Of the lines in this listing, how many contain the word "content"? Give the number and nothing else.

- Stored records -
# # # # # # #
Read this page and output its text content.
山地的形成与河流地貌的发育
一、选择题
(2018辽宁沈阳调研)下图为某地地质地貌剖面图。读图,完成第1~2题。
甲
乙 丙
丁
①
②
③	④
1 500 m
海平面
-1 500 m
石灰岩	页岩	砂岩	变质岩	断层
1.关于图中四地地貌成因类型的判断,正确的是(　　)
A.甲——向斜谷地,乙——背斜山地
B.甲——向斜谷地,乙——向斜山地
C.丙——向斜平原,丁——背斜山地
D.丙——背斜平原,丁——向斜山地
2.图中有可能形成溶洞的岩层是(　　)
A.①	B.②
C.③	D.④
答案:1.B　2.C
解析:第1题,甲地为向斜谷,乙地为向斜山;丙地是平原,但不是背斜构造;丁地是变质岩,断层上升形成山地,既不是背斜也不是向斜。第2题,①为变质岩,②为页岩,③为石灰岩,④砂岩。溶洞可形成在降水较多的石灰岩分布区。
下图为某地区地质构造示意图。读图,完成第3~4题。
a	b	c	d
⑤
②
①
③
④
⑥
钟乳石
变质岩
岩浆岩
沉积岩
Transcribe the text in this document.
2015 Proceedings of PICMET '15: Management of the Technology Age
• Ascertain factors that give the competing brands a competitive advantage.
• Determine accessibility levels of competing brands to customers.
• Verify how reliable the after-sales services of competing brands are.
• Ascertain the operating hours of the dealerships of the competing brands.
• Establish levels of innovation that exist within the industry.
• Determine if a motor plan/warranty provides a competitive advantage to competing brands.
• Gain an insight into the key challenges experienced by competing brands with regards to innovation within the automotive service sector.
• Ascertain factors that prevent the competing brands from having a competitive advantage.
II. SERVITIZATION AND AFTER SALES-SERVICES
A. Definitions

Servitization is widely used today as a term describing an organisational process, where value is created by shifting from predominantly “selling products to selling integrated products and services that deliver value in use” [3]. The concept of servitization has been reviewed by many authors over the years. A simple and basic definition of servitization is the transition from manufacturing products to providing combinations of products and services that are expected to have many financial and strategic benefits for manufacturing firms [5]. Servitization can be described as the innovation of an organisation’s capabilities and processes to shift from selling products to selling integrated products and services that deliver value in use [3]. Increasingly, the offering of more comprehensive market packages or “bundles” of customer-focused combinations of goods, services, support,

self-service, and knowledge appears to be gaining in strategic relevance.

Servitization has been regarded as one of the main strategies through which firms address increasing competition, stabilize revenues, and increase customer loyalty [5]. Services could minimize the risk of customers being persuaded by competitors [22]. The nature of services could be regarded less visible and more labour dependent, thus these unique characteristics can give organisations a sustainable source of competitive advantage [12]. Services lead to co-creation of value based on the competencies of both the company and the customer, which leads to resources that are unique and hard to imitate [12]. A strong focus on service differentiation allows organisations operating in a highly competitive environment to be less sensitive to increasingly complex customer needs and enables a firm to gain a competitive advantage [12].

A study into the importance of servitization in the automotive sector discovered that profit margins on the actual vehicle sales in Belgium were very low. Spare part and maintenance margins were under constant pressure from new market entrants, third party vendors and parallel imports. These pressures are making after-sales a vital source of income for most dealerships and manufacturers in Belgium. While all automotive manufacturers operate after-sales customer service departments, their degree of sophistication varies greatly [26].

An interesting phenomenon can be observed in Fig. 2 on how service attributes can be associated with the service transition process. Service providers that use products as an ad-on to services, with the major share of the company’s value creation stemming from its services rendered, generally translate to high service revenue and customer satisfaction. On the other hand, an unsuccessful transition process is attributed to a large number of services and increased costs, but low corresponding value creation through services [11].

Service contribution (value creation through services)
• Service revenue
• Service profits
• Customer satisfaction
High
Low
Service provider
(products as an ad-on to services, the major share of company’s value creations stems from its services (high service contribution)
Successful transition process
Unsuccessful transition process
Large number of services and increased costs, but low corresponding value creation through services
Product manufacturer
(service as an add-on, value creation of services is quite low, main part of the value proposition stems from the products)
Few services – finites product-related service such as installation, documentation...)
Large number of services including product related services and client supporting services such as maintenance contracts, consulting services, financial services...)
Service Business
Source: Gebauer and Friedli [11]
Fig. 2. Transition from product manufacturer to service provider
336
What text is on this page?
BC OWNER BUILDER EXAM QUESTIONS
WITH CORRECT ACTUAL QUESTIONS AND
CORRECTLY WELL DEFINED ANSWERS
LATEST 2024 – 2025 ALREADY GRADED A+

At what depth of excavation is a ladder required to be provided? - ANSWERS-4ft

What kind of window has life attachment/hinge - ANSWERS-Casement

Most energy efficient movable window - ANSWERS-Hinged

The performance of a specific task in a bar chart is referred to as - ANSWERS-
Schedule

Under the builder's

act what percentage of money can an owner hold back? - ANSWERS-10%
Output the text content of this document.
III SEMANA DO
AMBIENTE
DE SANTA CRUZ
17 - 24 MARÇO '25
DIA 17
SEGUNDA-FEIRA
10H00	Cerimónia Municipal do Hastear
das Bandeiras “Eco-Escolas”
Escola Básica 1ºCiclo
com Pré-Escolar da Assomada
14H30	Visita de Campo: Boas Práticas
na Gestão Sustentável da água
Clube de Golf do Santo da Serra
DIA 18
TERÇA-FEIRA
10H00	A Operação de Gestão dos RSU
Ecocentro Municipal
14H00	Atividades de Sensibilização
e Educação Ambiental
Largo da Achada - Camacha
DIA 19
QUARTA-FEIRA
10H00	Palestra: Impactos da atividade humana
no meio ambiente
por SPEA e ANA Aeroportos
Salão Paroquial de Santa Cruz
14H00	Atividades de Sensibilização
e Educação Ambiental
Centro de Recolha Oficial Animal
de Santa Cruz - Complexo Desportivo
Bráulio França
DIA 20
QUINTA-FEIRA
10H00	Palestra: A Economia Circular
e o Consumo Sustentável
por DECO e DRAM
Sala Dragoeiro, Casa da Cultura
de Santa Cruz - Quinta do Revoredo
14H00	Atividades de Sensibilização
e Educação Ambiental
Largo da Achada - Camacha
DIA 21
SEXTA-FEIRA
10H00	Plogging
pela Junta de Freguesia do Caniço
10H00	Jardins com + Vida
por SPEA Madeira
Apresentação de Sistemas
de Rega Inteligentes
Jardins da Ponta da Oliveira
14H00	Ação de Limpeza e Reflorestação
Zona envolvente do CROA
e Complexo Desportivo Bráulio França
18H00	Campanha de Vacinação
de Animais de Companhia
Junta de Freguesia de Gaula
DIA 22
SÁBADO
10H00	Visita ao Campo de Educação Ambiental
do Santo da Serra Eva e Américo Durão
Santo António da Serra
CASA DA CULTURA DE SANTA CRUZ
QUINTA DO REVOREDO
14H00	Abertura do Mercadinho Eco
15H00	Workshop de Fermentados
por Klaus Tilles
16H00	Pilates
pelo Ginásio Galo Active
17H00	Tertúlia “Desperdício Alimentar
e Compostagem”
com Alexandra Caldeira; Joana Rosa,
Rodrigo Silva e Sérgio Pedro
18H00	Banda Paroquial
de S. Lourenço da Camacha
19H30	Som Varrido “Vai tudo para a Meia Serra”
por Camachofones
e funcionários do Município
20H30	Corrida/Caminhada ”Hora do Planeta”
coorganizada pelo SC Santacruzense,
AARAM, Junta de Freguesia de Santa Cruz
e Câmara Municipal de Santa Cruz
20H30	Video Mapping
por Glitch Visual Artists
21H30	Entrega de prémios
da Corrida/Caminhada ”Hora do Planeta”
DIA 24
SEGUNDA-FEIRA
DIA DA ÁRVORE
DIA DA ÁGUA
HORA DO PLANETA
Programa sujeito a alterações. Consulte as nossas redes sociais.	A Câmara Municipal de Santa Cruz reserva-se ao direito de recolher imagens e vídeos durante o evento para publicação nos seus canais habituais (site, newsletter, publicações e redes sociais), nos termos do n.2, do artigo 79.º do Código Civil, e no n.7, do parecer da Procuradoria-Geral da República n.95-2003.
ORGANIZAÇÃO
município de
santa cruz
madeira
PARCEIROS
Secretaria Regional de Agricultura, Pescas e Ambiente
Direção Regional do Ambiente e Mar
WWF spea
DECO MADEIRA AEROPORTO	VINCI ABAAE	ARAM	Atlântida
# # # # # # #
- EXERCISE SOLUTION -
2